* [Objective]: Output every entry exactly, from the first line to the last.

* [Information provided]:
┌──

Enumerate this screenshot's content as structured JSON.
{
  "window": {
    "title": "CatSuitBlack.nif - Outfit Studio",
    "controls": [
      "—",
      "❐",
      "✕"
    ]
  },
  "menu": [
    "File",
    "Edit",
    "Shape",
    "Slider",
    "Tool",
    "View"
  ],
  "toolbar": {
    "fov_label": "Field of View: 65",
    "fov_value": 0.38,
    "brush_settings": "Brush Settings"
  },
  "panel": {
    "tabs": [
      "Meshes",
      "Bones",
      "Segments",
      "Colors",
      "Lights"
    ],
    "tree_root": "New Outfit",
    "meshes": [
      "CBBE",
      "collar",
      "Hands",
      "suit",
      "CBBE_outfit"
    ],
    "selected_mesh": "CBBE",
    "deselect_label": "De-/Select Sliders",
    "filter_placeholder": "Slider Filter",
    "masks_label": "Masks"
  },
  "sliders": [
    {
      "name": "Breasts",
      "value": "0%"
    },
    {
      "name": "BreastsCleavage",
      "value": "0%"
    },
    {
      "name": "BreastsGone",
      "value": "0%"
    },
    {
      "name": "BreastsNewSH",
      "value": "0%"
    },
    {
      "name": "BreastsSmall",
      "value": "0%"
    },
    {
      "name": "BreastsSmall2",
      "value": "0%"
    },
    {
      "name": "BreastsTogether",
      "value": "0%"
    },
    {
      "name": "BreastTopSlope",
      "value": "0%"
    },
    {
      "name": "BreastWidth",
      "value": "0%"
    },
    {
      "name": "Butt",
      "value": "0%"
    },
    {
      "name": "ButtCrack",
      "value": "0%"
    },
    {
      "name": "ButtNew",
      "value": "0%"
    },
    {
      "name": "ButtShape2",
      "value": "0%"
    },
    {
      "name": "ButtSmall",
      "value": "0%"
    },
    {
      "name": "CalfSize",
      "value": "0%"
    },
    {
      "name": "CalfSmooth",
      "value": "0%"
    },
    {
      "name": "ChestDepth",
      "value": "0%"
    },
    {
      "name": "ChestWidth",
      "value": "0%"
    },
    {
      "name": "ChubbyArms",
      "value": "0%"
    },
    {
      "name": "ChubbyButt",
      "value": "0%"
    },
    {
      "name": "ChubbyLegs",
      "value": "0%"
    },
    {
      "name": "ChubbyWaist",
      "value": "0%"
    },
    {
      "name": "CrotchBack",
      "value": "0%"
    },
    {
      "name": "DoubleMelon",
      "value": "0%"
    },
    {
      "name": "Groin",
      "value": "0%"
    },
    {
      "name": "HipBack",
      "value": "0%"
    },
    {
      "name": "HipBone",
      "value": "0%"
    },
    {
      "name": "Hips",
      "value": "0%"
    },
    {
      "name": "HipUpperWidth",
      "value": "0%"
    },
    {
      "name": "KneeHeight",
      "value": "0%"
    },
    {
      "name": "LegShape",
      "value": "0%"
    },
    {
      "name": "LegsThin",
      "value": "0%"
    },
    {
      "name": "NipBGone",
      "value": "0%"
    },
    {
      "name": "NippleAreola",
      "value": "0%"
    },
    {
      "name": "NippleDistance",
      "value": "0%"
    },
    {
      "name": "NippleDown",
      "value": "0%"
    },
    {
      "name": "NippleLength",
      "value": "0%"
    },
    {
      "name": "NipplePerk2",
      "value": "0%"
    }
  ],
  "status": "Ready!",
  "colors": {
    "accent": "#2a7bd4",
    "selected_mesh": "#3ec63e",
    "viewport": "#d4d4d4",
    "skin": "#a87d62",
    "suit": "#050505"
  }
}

└──

* [Written solution]:
Enumerate this screenshot's content as structured JSON.
{
  "window": {
    "title": "CatSuitBlack.nif - Outfit Studio",
    "controls": [
      "—",
      "❐",
      "✕"
    ]
  },
  "menu": [
    "File",
    "Edit",
    "Shape",
    "Slider",
    "Tool",
    "View"
  ],
  "toolbar": {
    "fov_label": "Field of View: 65",
    "fov_value": 0.38,
    "brush_settings": "Brush Settings"
  },
  "panel": {
    "tabs": [
      "Meshes",
      "Bones",
      "Segments",
      "Colors",
      "Lights"
    ],
    "tree_root": "New Outfit",
    "meshes": [
      "CBBE",
      "collar",
      "Hands",
      "suit",
      "CBBE_outfit"
    ],
    "selected_mesh": "CBBE",
    "deselect_label": "De-/Select Sliders",
    "filter_placeholder": "Slider Filter",
    "masks_label": "Masks"
  },
  "sliders": [
    {
      "name": "Breasts",
      "value": "0%"
    },
    {
      "name": "BreastsCleavage",
      "value": "0%"
    },
    {
      "name": "BreastsGone",
      "value": "0%"
    },
    {
      "name": "BreastsNewSH",
      "value": "0%"
    },
    {
      "name": "BreastsSmall",
      "value": "0%"
    },
    {
      "name": "BreastsSmall2",
      "value": "0%"
    },
    {
      "name": "BreastsTogether",
      "value": "0%"
    },
    {
      "name": "BreastTopSlope",
      "value": "0%"
    },
    {
      "name": "BreastWidth",
      "value": "0%"
    },
    {
      "name": "Butt",
      "value": "0%"
    },
    {
      "name": "ButtCrack",
      "value": "0%"
    },
    {
      "name": "ButtNew",
      "value": "0%"
    },
    {
      "name": "ButtShape2",
      "value": "0%"
    },
    {
      "name": "ButtSmall",
      "value": "0%"
    },
    {
      "name": "CalfSize",
      "value": "0%"
    },
    {
      "name": "CalfSmooth",
      "value": "0%"
    },
    {
      "name": "ChestDepth",
      "value": "0%"
    },
    {
      "name": "ChestWidth",
      "value": "0%"
    },
    {
      "name": "ChubbyArms",
      "value": "0%"
    },
    {
      "name": "ChubbyButt",
      "value": "0%"
    },
    {
      "name": "ChubbyLegs",
      "value": "0%"
    },
    {
      "name": "ChubbyWaist",
      "value": "0%"
    },
    {
      "name": "CrotchBack",
      "value": "0%"
    },
    {
      "name": "DoubleMelon",
      "value": "0%"
    },
    {
      "name": "Groin",
      "value": "0%"
    },
    {
      "name": "HipBack",
      "value": "0%"
    },
    {
      "name": "HipBone",
      "value": "0%"
    },
    {
      "name": "Hips",
      "value": "0%"
    },
    {
      "name": "HipUpperWidth",
      "value": "0%"
    },
    {
      "name": "KneeHeight",
      "value": "0%"
    },
    {
      "name": "LegShape",
      "value": "0%"
    },
    {
      "name": "LegsThin",
      "value": "0%"
    },
    {
      "name": "NipBGone",
      "value": "0%"
    },
    {
      "name": "NippleAreola",
      "value": "0%"
    },
    {
      "name": "NippleDistance",
      "value": "0%"
    },
    {
      "name": "NippleDown",
      "value": "0%"
    },
    {
      "name": "NippleLength",
      "value": "0%"
    },
    {
      "name": "NipplePerk2",
      "value": "0%"
    }
  ],
  "status": "Ready!",
  "colors": {
    "accent": "#2a7bd4",
    "selected_mesh": "#3ec63e",
    "viewport": "#d4d4d4",
    "skin": "#a87d62",
    "suit": "#050505"
  }
}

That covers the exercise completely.